*Supplied data:*
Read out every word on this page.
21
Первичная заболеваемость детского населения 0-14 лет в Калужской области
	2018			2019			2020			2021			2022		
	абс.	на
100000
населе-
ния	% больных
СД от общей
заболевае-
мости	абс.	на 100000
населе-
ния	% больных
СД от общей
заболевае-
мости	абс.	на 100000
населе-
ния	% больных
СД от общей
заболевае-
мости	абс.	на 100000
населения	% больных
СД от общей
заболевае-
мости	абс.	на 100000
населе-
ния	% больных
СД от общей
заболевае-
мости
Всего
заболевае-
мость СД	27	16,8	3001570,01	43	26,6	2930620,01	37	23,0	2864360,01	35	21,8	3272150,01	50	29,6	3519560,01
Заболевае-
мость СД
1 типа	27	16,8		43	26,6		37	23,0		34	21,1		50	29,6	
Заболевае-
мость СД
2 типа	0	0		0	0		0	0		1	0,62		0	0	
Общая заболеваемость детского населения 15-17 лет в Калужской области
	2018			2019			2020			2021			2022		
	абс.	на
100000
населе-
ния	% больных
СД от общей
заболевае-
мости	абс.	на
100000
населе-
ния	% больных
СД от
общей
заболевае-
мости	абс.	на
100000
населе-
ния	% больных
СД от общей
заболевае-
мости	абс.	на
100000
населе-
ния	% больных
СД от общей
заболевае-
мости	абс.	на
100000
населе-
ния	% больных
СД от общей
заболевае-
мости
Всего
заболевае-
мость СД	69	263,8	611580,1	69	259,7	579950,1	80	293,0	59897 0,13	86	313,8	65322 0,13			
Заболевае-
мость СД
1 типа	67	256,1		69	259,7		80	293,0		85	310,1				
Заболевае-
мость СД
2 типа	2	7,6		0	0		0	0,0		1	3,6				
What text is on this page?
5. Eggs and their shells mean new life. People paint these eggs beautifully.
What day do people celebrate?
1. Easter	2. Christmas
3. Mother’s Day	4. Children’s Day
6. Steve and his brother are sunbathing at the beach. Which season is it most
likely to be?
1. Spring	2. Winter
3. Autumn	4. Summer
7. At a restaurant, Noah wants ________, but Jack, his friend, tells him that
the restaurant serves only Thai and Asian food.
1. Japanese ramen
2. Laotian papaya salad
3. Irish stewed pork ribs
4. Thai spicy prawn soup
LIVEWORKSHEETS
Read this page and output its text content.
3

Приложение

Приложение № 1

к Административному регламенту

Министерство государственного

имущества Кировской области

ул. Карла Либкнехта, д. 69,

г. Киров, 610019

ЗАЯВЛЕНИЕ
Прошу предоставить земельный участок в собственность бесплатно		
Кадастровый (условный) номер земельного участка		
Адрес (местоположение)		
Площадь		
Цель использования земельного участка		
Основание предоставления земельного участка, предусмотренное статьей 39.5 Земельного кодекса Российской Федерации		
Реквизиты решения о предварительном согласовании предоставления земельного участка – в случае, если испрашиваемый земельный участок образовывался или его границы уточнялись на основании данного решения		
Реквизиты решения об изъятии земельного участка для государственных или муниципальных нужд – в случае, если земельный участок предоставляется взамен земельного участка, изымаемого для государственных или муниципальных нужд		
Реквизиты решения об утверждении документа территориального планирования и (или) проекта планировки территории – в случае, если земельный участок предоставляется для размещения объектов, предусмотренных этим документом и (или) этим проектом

*Exercise directions:* Which lines hold the word "участок"? Copy all of them.

*Response:*
Прошу предоставить земельный участок в собственность бесплатно		
Реквизиты решения о предварительном согласовании предоставления земельного участка – в случае, если испрашиваемый земельный участок образовывался или его границы уточнялись на основании данного решения		
Реквизиты решения об изъятии земельного участка для государственных или муниципальных нужд – в случае, если земельный участок предоставляется взамен земельного участка, изымаемого для государственных или муниципальных нужд		
Реквизиты решения об утверждении документа территориального планирования и (или) проекта планировки территории – в случае, если земельный участок предоставляется для размещения объектов, предусмотренных этим документом и (или) этим проектом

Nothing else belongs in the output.